Start of Entries provided

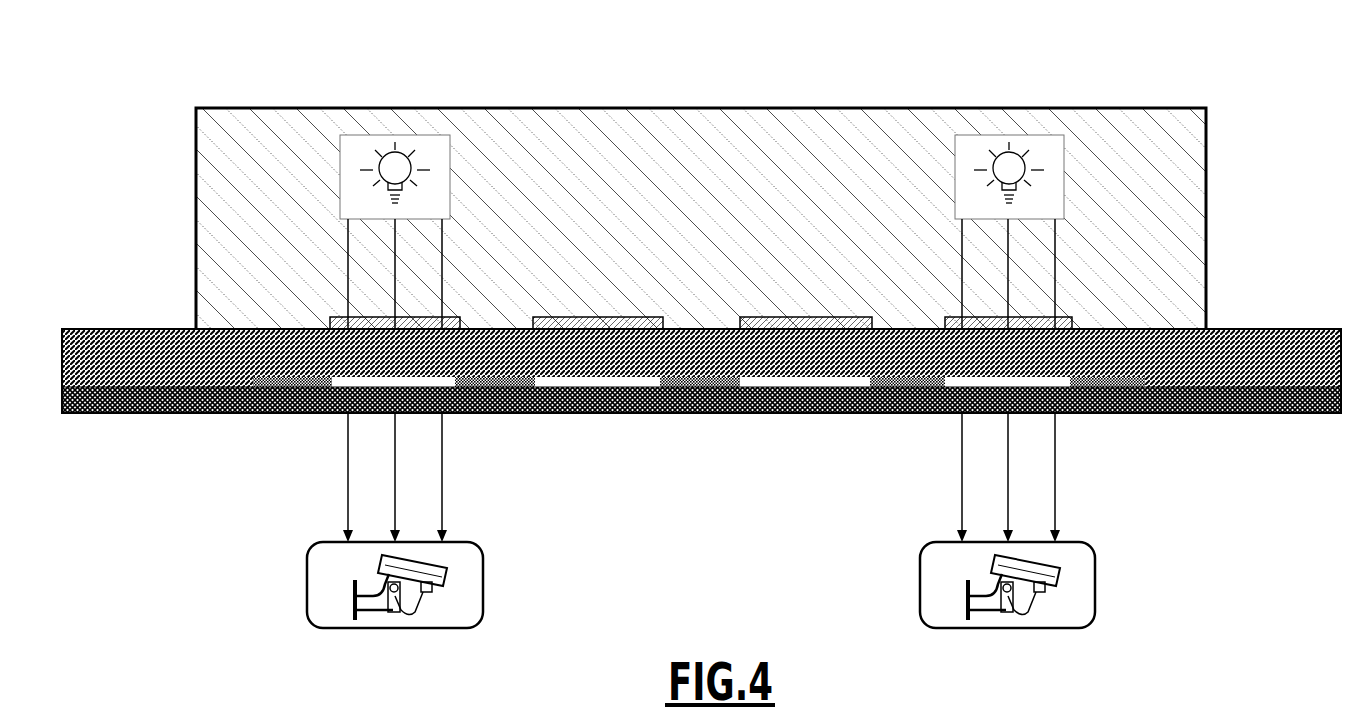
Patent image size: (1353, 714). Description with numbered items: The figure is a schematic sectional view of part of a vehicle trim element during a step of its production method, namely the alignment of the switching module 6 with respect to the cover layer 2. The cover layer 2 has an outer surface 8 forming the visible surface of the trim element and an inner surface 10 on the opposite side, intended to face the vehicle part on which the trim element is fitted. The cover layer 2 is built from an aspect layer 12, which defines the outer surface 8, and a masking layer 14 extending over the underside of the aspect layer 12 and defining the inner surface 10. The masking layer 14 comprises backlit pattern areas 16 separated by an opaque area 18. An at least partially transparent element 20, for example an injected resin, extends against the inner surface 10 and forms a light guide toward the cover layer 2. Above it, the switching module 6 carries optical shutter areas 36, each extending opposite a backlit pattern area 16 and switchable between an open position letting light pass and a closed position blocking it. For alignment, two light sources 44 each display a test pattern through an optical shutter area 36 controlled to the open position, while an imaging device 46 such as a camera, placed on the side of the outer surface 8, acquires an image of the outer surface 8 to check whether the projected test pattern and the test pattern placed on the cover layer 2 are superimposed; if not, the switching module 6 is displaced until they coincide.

The cover layer 2 is at (701, 367).
The switching module 6 is at (705, 160).
The outer surface 8 is at (695, 413).
The inner surface 10 is at (845, 413).
The aspect layer 12 is at (1168, 413).
The masking layer 14 is at (1135, 328).
The backlit pattern areas 16 is at (596, 413).
The opaque area 18 is at (265, 413).
The at least partially transparent element 20 is at (1290, 340).
The optical shutter areas 36 is at (790, 317).
The light source 44 is at (436, 152).
The imaging device 46 is at (415, 602).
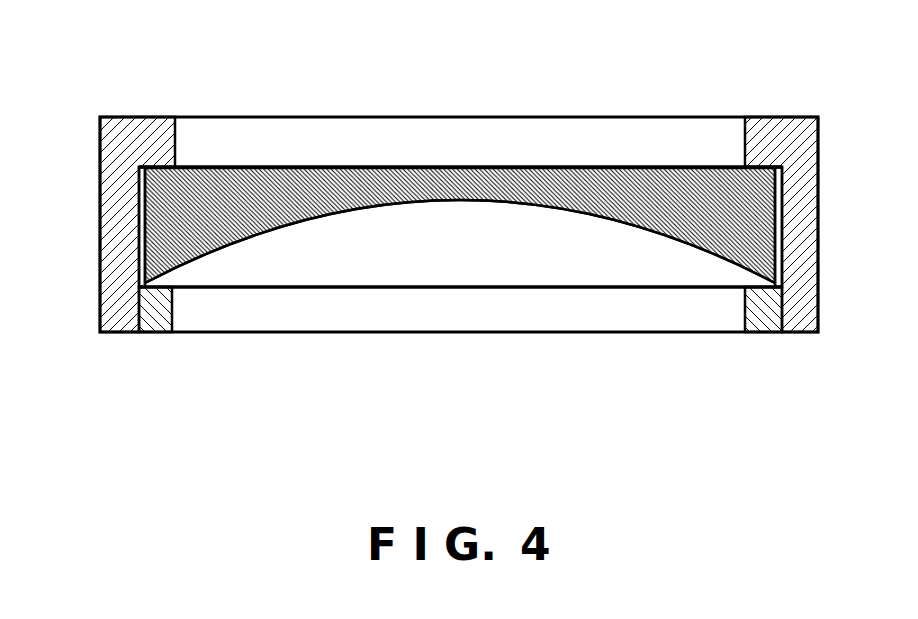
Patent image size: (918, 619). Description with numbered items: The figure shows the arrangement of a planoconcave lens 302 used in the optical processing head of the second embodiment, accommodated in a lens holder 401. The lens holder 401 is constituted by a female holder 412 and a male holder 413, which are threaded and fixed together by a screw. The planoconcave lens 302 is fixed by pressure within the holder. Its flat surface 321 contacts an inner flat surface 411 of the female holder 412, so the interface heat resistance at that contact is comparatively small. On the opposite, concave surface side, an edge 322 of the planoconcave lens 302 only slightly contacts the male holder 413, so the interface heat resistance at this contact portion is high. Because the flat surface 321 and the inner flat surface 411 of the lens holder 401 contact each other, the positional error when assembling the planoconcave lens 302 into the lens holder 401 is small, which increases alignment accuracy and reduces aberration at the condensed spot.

The lens holder 401 is at (88, 82).
The planoconcave lens 302 is at (232, 183).
The flat surface 321 is at (433, 165).
The edge 322 is at (172, 290).
The inner flat surface 411 is at (140, 173).
The female holder 412 is at (122, 152).
The male holder 413 is at (148, 333).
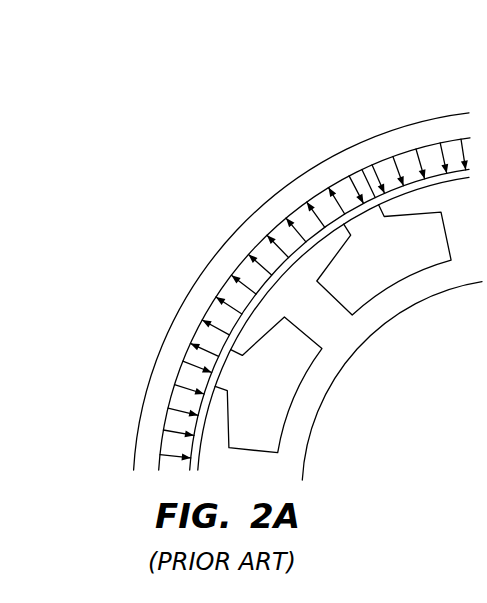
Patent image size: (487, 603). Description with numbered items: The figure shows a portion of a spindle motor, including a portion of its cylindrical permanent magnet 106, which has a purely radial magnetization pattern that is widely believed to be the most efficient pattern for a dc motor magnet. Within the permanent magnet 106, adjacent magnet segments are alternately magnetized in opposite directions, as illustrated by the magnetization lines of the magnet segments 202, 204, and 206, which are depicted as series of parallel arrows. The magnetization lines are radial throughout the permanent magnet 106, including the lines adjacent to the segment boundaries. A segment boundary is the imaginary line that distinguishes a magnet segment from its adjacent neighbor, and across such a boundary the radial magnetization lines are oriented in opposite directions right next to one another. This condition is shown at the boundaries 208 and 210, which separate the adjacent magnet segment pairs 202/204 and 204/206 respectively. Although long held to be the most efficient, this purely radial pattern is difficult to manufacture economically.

The permanent magnet 106 is at (223, 282).
The magnet segment 202 is at (158, 323).
The magnet segment 204 is at (275, 163).
The magnet segment 206 is at (322, 152).
The boundary 208 is at (210, 363).
The boundary 210 is at (378, 204).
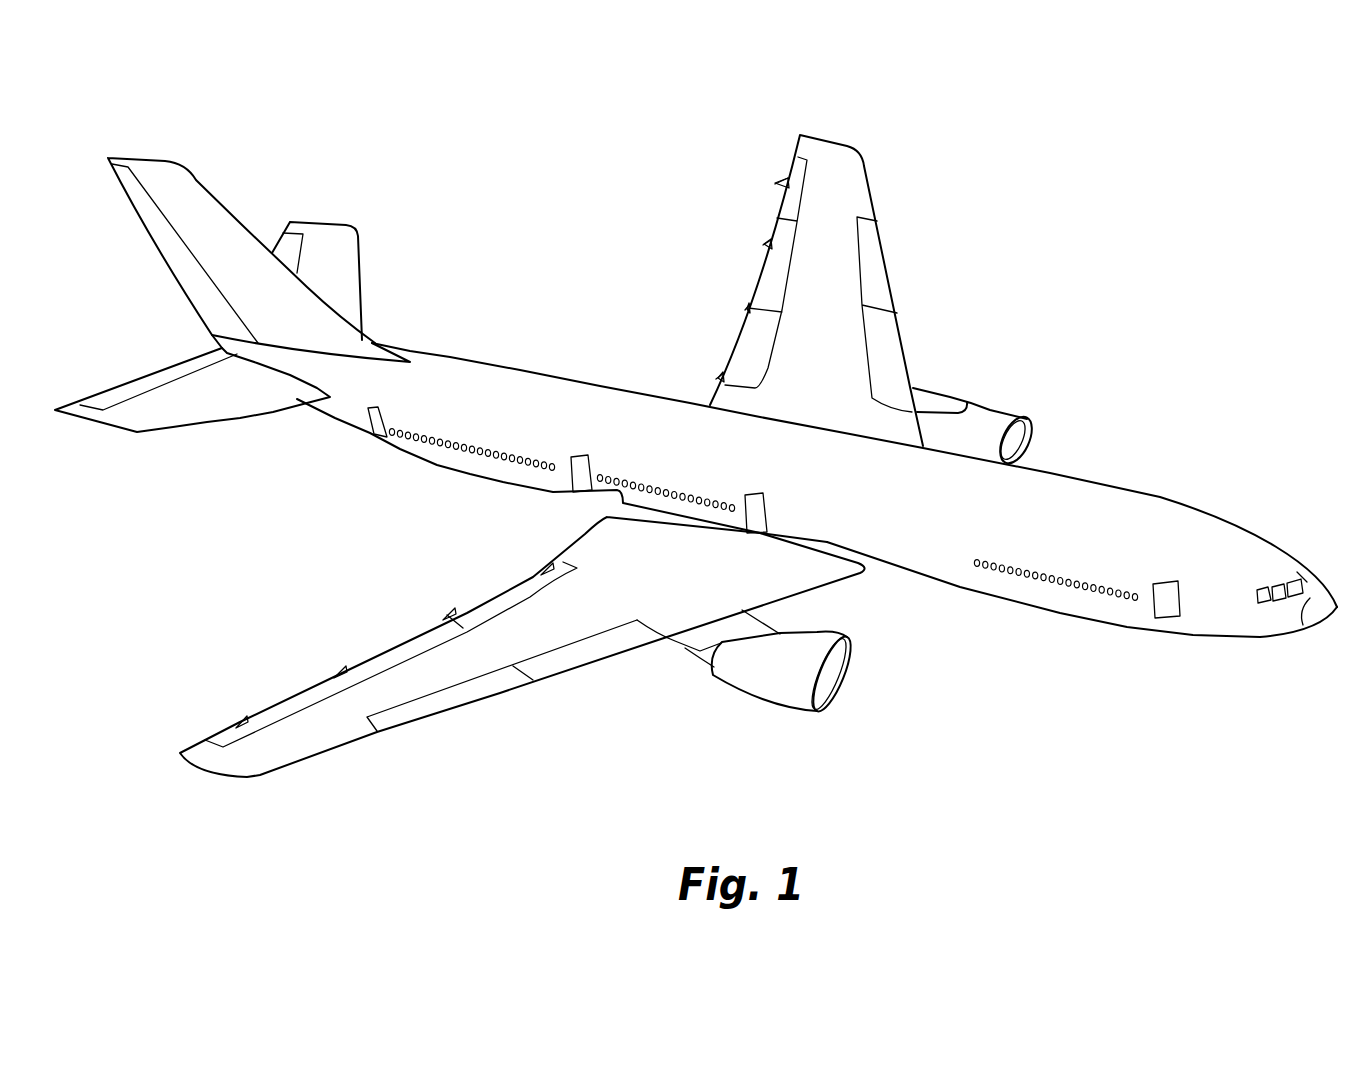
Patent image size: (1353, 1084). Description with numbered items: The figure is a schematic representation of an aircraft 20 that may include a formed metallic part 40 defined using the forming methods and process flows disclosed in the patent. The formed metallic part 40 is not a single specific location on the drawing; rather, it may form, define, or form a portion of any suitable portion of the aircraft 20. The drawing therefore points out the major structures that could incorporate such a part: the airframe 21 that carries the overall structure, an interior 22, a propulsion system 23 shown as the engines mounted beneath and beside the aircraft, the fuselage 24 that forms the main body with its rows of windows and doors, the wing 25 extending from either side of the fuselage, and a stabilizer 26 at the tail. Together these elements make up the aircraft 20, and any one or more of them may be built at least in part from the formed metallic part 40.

The aircraft 20 is at (1262, 168).
The airframe 21 is at (817, 458).
The interior 22 is at (488, 377).
The fuselage 24 is at (552, 373).
The propulsion system 23 is at (1003, 410).
The wing 25 is at (807, 255).
The stabilizer 26 is at (150, 413).
The formed metallic part 40 is at (1170, 242).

End of Entries provided

= Set problem =
Put all the lines of the data above into a numbered list, dropping the blank lines. Leave the pictures out of your answer.

= Response to this exercise =
1. Patent image size: (1353, 714). Description with numbered items: The figure is a schematic sectional view of part of a vehicle trim element during a step of its production method, namely the alignment of the switching module 6 with respect to the cover layer 2. The cover layer 2 has an outer surface 8 forming the visible surface of the trim element and an inner surface 10 on the opposite side, intended to face the vehicle part on which the trim element is fitted. The cover layer 2 is built from an aspect layer 12, which defines the outer surface 8, and a masking layer 14 extending over the underside of the aspect layer 12 and defining the inner surface 10. The masking layer 14 comprises backlit pattern areas 16 separated by an opaque area 18. An at least partially transparent element 20, for example an injected resin, extends against the inner surface 10 and forms a light guide toward the cover layer 2. Above it, the switching module 6 carries optical shutter areas 36, each extending opposite a backlit pattern area 16 and switchable between an open position letting light pass and a closed position blocking it. For alignment, two light sources 44 each display a test pattern through an optical shutter area 36 controlled to the open position, while an imaging device 46 such as a camera, placed on the side of the outer surface 8, acquires an image of the outer surface 8 to check whether the projected test pattern and the test pattern placed on the cover layer 2 are superimposed; if not, the switching module 6 is displaced until they coincide.
2. The cover layer 2 is at (701, 367).
3. The switching module 6 is at (705, 160).
4. The outer surface 8 is at (695, 413).
5. The inner surface 10 is at (845, 413).
6. The aspect layer 12 is at (1168, 413).
7. The masking layer 14 is at (1135, 328).
8. The backlit pattern areas 16 is at (596, 413).
9. The opaque area 18 is at (265, 413).
10. The at least partially transparent element 20 is at (1290, 340).
11. The optical shutter areas 36 is at (790, 317).
12. The light source 44 is at (436, 152).
13. The imaging device 46 is at (415, 602).
14. Patent image size: (918, 619). Description with numbered items: The figure shows the arrangement of a planoconcave lens 302 used in the optical processing head of the second embodiment, accommodated in a lens holder 401. The lens holder 401 is constituted by a female holder 412 and a male holder 413, which are threaded and fixed together by a screw. The planoconcave lens 302 is fixed by pressure within the holder. Its flat surface 321 contacts an inner flat surface 411 of the female holder 412, so the interface heat resistance at that contact is comparatively small. On the opposite, concave surface side, an edge 322 of the planoconcave lens 302 only slightly contacts the male holder 413, so the interface heat resistance at this contact portion is high. Because the flat surface 321 and the inner flat surface 411 of the lens holder 401 contact each other, the positional error when assembling the planoconcave lens 302 into the lens holder 401 is small, which increases alignment accuracy and reduces aberration at the condensed spot.
15. The lens holder 401 is at (88, 82).
16. The planoconcave lens 302 is at (232, 183).
17. The flat surface 321 is at (433, 165).
18. The edge 322 is at (172, 290).
19. The inner flat surface 411 is at (140, 173).
20. The female holder 412 is at (122, 152).
21. The male holder 413 is at (148, 333).
22. Patent image size: (487, 603). Description with numbered items: The figure shows a portion of a spindle motor, including a portion of its cylindrical permanent magnet 106, which has a purely radial magnetization pattern that is widely believed to be the most efficient pattern for a dc motor magnet. Within the permanent magnet 106, adjacent magnet segments are alternately magnetized in opposite directions, as illustrated by the magnetization lines of the magnet segments 202, 204, and 206, which are depicted as series of parallel arrows. The magnetization lines are radial throughout the permanent magnet 106, including the lines adjacent to the segment boundaries. A segment boundary is the imaginary line that distinguishes a magnet segment from its adjacent neighbor, and across such a boundary the radial magnetization lines are oriented in opposite directions right next to one another. This condition is shown at the boundaries 208 and 210, which separate the adjacent magnet segment pairs 202/204 and 204/206 respectively. Although long held to be the most efficient, this purely radial pattern is difficult to manufacture economically.
23. The permanent magnet 106 is at (223, 282).
24. The magnet segment 202 is at (158, 323).
25. The magnet segment 204 is at (275, 163).
26. The magnet segment 206 is at (322, 152).
27. The boundary 208 is at (210, 363).
28. The boundary 210 is at (378, 204).
29. Patent image size: (1353, 1084). Description with numbered items: The figure is a schematic representation of an aircraft 20 that may include a formed metallic part 40 defined using the forming methods and process flows disclosed in the patent. The formed metallic part 40 is not a single specific location on the drawing; rather, it may form, define, or form a portion of any suitable portion of the aircraft 20. The drawing therefore points out the major structures that could incorporate such a part: the airframe 21 that carries the overall structure, an interior 22, a propulsion system 23 shown as the engines mounted beneath and beside the aircraft, the fuselage 24 that forms the main body with its rows of windows and doors, the wing 25 extending from either side of the fuselage, and a stabilizer 26 at the tail. Together these elements make up the aircraft 20, and any one or more of them may be built at least in part from the formed metallic part 40.
30. The aircraft 20 is at (1262, 168).
31. The airframe 21 is at (817, 458).
32. The interior 22 is at (488, 377).
33. The fuselage 24 is at (552, 373).
34. The propulsion system 23 is at (1003, 410).
35. The wing 25 is at (807, 255).
36. The stabilizer 26 is at (150, 413).
37. The formed metallic part 40 is at (1170, 242).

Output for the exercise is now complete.